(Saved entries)
************
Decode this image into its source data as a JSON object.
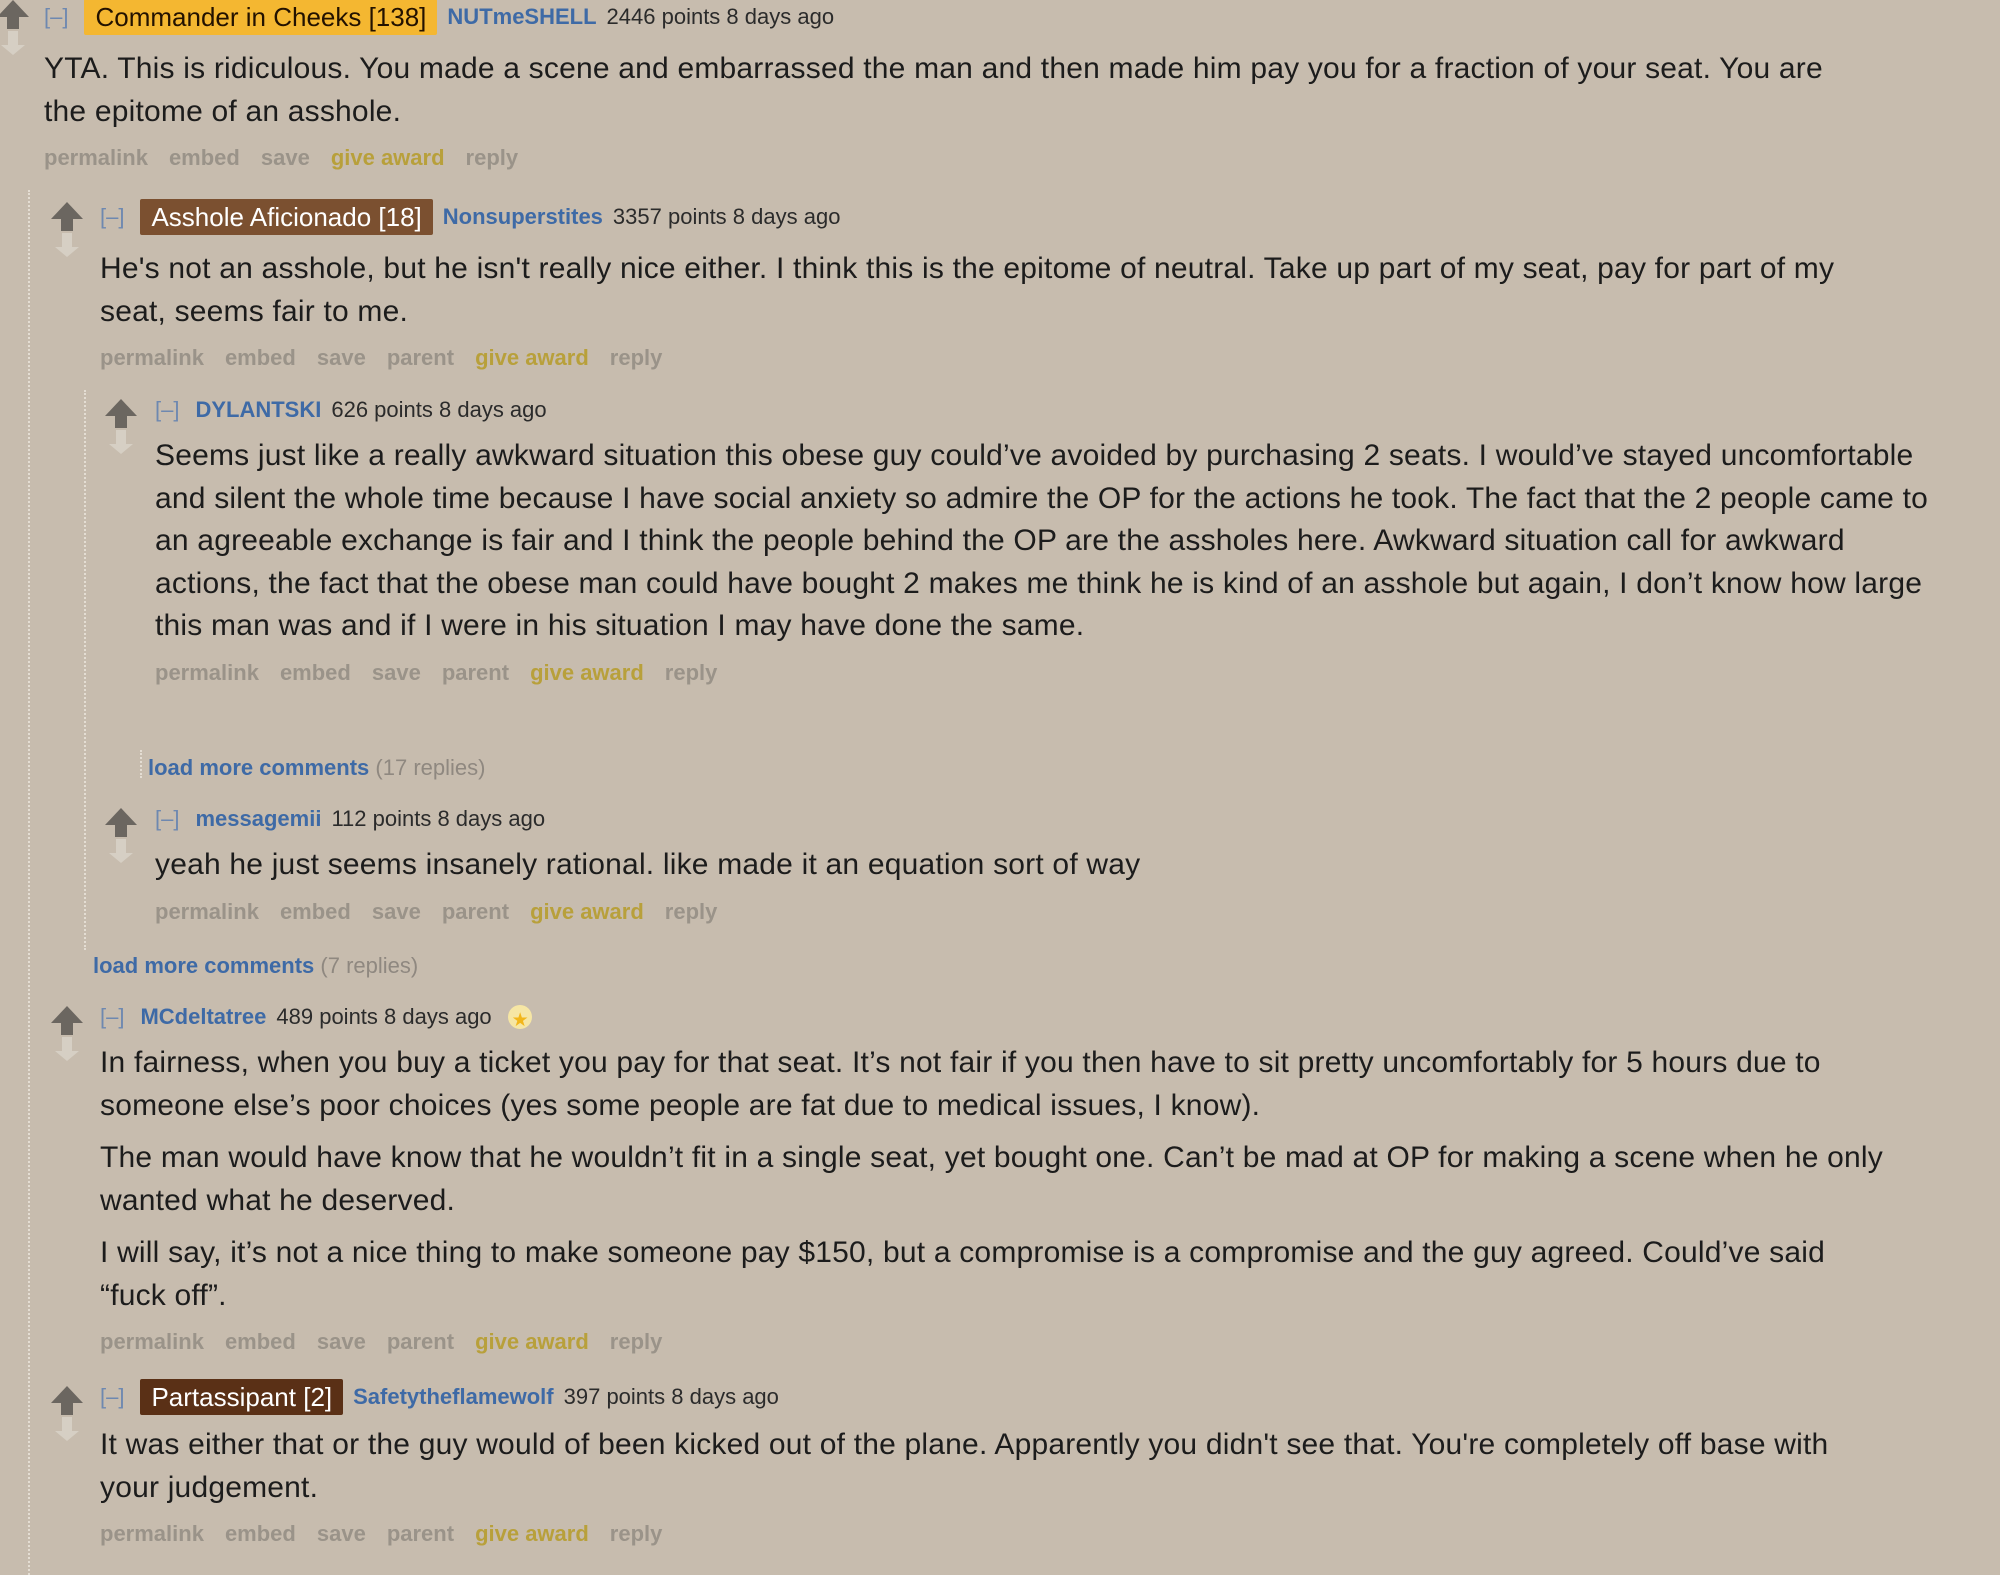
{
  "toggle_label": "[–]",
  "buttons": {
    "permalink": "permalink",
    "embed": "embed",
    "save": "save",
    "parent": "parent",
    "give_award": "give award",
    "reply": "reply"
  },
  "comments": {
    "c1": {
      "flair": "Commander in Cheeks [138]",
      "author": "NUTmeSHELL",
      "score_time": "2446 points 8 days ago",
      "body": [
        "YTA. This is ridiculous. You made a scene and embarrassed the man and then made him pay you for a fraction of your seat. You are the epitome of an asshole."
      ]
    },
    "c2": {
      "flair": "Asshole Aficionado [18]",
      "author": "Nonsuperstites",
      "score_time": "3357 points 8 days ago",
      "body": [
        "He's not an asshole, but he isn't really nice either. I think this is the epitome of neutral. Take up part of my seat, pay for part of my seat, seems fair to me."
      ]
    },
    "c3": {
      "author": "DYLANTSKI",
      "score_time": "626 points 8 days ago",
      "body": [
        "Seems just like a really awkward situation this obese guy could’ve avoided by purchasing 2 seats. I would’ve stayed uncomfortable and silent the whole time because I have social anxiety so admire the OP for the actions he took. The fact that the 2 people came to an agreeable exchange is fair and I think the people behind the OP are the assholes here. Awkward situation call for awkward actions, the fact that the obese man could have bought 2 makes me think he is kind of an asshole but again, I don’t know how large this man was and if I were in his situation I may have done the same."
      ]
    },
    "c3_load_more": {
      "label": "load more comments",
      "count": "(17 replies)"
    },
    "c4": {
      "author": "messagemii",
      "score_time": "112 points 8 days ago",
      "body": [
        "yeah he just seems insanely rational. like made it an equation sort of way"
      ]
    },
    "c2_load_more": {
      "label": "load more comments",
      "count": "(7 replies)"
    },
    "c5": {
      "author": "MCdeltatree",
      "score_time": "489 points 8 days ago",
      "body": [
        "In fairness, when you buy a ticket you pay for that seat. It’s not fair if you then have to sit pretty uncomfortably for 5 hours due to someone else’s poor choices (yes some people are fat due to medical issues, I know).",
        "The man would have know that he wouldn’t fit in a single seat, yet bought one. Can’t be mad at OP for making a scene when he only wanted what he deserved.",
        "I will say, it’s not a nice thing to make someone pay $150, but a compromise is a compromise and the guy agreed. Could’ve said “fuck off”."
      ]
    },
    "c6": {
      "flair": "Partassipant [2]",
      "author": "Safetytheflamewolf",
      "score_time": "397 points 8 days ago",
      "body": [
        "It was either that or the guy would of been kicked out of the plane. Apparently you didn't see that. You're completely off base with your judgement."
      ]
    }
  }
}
************
* _WHAT IS ASKED_: Transcribe every entry word for word, but omit the pictures.

* _TASK SOLUTION_:
Decode this image into its source data as a JSON object.
{
  "toggle_label": "[–]",
  "buttons": {
    "permalink": "permalink",
    "embed": "embed",
    "save": "save",
    "parent": "parent",
    "give_award": "give award",
    "reply": "reply"
  },
  "comments": {
    "c1": {
      "flair": "Commander in Cheeks [138]",
      "author": "NUTmeSHELL",
      "score_time": "2446 points 8 days ago",
      "body": [
        "YTA. This is ridiculous. You made a scene and embarrassed the man and then made him pay you for a fraction of your seat. You are the epitome of an asshole."
      ]
    },
    "c2": {
      "flair": "Asshole Aficionado [18]",
      "author": "Nonsuperstites",
      "score_time": "3357 points 8 days ago",
      "body": [
        "He's not an asshole, but he isn't really nice either. I think this is the epitome of neutral. Take up part of my seat, pay for part of my seat, seems fair to me."
      ]
    },
    "c3": {
      "author": "DYLANTSKI",
      "score_time": "626 points 8 days ago",
      "body": [
        "Seems just like a really awkward situation this obese guy could’ve avoided by purchasing 2 seats. I would’ve stayed uncomfortable and silent the whole time because I have social anxiety so admire the OP for the actions he took. The fact that the 2 people came to an agreeable exchange is fair and I think the people behind the OP are the assholes here. Awkward situation call for awkward actions, the fact that the obese man could have bought 2 makes me think he is kind of an asshole but again, I don’t know how large this man was and if I were in his situation I may have done the same."
      ]
    },
    "c3_load_more": {
      "label": "load more comments",
      "count": "(17 replies)"
    },
    "c4": {
      "author": "messagemii",
      "score_time": "112 points 8 days ago",
      "body": [
        "yeah he just seems insanely rational. like made it an equation sort of way"
      ]
    },
    "c2_load_more": {
      "label": "load more comments",
      "count": "(7 replies)"
    },
    "c5": {
      "author": "MCdeltatree",
      "score_time": "489 points 8 days ago",
      "body": [
        "In fairness, when you buy a ticket you pay for that seat. It’s not fair if you then have to sit pretty uncomfortably for 5 hours due to someone else’s poor choices (yes some people are fat due to medical issues, I know).",
        "The man would have know that he wouldn’t fit in a single seat, yet bought one. Can’t be mad at OP for making a scene when he only wanted what he deserved.",
        "I will say, it’s not a nice thing to make someone pay $150, but a compromise is a compromise and the guy agreed. Could’ve said “fuck off”."
      ]
    },
    "c6": {
      "flair": "Partassipant [2]",
      "author": "Safetytheflamewolf",
      "score_time": "397 points 8 days ago",
      "body": [
        "It was either that or the guy would of been kicked out of the plane. Apparently you didn't see that. You're completely off base with your judgement."
      ]
    }
  }
}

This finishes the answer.